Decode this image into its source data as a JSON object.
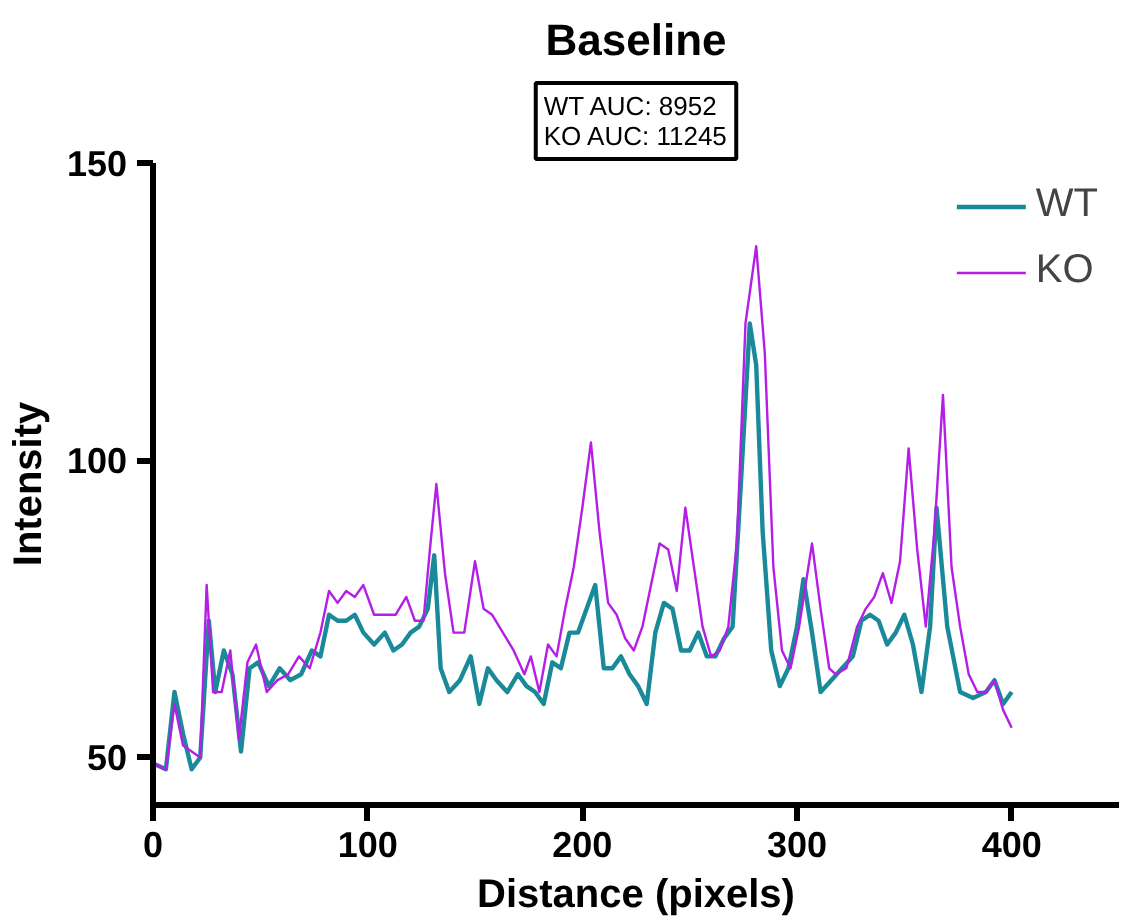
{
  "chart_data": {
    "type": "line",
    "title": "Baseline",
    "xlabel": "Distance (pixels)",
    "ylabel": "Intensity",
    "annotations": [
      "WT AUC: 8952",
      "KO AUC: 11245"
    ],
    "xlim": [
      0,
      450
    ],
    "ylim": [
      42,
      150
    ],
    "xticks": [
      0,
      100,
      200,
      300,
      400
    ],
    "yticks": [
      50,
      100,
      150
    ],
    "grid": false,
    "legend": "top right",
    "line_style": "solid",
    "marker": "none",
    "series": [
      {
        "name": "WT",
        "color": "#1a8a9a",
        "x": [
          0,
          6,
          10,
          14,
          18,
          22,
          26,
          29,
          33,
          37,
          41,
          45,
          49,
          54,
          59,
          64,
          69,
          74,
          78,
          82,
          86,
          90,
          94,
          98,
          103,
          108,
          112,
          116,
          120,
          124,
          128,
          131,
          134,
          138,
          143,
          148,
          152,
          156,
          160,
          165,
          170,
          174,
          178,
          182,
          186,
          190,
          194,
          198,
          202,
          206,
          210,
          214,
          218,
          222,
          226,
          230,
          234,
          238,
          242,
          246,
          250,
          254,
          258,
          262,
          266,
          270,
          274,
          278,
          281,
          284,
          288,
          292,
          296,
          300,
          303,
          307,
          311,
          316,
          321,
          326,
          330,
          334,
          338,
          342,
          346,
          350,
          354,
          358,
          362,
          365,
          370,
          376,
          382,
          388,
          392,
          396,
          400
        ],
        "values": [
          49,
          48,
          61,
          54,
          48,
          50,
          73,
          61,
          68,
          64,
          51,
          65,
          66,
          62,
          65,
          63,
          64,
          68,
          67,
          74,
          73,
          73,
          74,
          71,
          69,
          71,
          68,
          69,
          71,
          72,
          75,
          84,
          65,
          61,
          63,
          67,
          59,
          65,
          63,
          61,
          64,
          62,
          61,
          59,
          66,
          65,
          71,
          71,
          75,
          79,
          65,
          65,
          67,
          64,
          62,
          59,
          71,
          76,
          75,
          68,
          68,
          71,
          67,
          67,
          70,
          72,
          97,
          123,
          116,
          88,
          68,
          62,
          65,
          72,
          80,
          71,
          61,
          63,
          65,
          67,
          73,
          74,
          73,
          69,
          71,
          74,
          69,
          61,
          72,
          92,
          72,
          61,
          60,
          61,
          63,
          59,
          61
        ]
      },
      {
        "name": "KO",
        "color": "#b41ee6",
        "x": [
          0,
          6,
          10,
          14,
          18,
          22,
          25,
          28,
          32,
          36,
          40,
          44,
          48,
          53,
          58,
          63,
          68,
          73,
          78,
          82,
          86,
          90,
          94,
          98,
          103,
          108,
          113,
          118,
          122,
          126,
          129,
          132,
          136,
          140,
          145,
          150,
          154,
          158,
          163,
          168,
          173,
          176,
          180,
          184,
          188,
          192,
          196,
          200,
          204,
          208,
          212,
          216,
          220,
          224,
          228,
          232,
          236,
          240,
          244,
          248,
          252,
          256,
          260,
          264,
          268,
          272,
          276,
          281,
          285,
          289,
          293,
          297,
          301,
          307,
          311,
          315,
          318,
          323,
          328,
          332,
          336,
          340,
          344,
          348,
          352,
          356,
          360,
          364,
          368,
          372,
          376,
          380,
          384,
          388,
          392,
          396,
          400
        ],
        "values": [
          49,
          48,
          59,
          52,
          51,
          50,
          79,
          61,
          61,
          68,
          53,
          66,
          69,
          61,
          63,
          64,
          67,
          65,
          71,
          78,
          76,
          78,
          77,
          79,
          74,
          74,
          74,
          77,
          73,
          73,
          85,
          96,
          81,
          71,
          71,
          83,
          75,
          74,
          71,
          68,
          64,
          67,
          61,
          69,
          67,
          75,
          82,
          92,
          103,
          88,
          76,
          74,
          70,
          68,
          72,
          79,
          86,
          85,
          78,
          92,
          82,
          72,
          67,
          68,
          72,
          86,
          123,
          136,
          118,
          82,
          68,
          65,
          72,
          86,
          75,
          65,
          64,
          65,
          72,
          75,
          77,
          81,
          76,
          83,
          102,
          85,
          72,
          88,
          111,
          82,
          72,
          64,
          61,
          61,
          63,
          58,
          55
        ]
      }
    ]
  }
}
◇ ◇ ◇ ◇ ◇ ◇ ◇
Job: Without the pictures, return the entries exactly as they appear.

Result for this exercise:
Decode this image into its source data as a JSON object.
{
  "chart_data": {
    "type": "line",
    "title": "Baseline",
    "xlabel": "Distance (pixels)",
    "ylabel": "Intensity",
    "annotations": [
      "WT AUC: 8952",
      "KO AUC: 11245"
    ],
    "xlim": [
      0,
      450
    ],
    "ylim": [
      42,
      150
    ],
    "xticks": [
      0,
      100,
      200,
      300,
      400
    ],
    "yticks": [
      50,
      100,
      150
    ],
    "grid": false,
    "legend": "top right",
    "line_style": "solid",
    "marker": "none",
    "series": [
      {
        "name": "WT",
        "color": "#1a8a9a",
        "x": [
          0,
          6,
          10,
          14,
          18,
          22,
          26,
          29,
          33,
          37,
          41,
          45,
          49,
          54,
          59,
          64,
          69,
          74,
          78,
          82,
          86,
          90,
          94,
          98,
          103,
          108,
          112,
          116,
          120,
          124,
          128,
          131,
          134,
          138,
          143,
          148,
          152,
          156,
          160,
          165,
          170,
          174,
          178,
          182,
          186,
          190,
          194,
          198,
          202,
          206,
          210,
          214,
          218,
          222,
          226,
          230,
          234,
          238,
          242,
          246,
          250,
          254,
          258,
          262,
          266,
          270,
          274,
          278,
          281,
          284,
          288,
          292,
          296,
          300,
          303,
          307,
          311,
          316,
          321,
          326,
          330,
          334,
          338,
          342,
          346,
          350,
          354,
          358,
          362,
          365,
          370,
          376,
          382,
          388,
          392,
          396,
          400
        ],
        "values": [
          49,
          48,
          61,
          54,
          48,
          50,
          73,
          61,
          68,
          64,
          51,
          65,
          66,
          62,
          65,
          63,
          64,
          68,
          67,
          74,
          73,
          73,
          74,
          71,
          69,
          71,
          68,
          69,
          71,
          72,
          75,
          84,
          65,
          61,
          63,
          67,
          59,
          65,
          63,
          61,
          64,
          62,
          61,
          59,
          66,
          65,
          71,
          71,
          75,
          79,
          65,
          65,
          67,
          64,
          62,
          59,
          71,
          76,
          75,
          68,
          68,
          71,
          67,
          67,
          70,
          72,
          97,
          123,
          116,
          88,
          68,
          62,
          65,
          72,
          80,
          71,
          61,
          63,
          65,
          67,
          73,
          74,
          73,
          69,
          71,
          74,
          69,
          61,
          72,
          92,
          72,
          61,
          60,
          61,
          63,
          59,
          61
        ]
      },
      {
        "name": "KO",
        "color": "#b41ee6",
        "x": [
          0,
          6,
          10,
          14,
          18,
          22,
          25,
          28,
          32,
          36,
          40,
          44,
          48,
          53,
          58,
          63,
          68,
          73,
          78,
          82,
          86,
          90,
          94,
          98,
          103,
          108,
          113,
          118,
          122,
          126,
          129,
          132,
          136,
          140,
          145,
          150,
          154,
          158,
          163,
          168,
          173,
          176,
          180,
          184,
          188,
          192,
          196,
          200,
          204,
          208,
          212,
          216,
          220,
          224,
          228,
          232,
          236,
          240,
          244,
          248,
          252,
          256,
          260,
          264,
          268,
          272,
          276,
          281,
          285,
          289,
          293,
          297,
          301,
          307,
          311,
          315,
          318,
          323,
          328,
          332,
          336,
          340,
          344,
          348,
          352,
          356,
          360,
          364,
          368,
          372,
          376,
          380,
          384,
          388,
          392,
          396,
          400
        ],
        "values": [
          49,
          48,
          59,
          52,
          51,
          50,
          79,
          61,
          61,
          68,
          53,
          66,
          69,
          61,
          63,
          64,
          67,
          65,
          71,
          78,
          76,
          78,
          77,
          79,
          74,
          74,
          74,
          77,
          73,
          73,
          85,
          96,
          81,
          71,
          71,
          83,
          75,
          74,
          71,
          68,
          64,
          67,
          61,
          69,
          67,
          75,
          82,
          92,
          103,
          88,
          76,
          74,
          70,
          68,
          72,
          79,
          86,
          85,
          78,
          92,
          82,
          72,
          67,
          68,
          72,
          86,
          123,
          136,
          118,
          82,
          68,
          65,
          72,
          86,
          75,
          65,
          64,
          65,
          72,
          75,
          77,
          81,
          76,
          83,
          102,
          85,
          72,
          88,
          111,
          82,
          72,
          64,
          61,
          61,
          63,
          58,
          55
        ]
      }
    ]
  }
}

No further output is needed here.